* Work to be completed: Identify all lines of the data containing the string "date" and copy them.

Data entries
———

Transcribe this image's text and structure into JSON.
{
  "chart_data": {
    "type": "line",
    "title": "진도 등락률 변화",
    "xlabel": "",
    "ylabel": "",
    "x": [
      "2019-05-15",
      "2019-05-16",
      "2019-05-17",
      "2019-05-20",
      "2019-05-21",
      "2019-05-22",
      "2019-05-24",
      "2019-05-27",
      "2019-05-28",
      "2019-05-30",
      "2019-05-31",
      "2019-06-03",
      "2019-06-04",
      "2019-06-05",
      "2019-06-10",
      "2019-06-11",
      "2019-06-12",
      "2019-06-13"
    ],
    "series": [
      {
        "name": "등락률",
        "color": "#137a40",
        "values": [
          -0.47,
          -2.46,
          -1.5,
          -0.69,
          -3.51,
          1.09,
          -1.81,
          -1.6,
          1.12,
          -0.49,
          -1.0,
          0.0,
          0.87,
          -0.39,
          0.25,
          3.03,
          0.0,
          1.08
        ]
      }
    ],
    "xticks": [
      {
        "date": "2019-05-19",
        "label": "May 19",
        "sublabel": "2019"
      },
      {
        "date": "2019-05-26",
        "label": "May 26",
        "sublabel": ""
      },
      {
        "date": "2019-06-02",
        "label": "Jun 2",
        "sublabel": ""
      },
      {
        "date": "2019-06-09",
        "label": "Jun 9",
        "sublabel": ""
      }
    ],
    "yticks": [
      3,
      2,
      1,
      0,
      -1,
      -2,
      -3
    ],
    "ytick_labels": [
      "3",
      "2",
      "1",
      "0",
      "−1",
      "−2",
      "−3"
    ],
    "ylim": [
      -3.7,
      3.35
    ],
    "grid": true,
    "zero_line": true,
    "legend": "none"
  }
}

———

* Correct output:
        "date": "2019-05-19",
        "date": "2019-05-26",
        "date": "2019-06-02",
        "date": "2019-06-09",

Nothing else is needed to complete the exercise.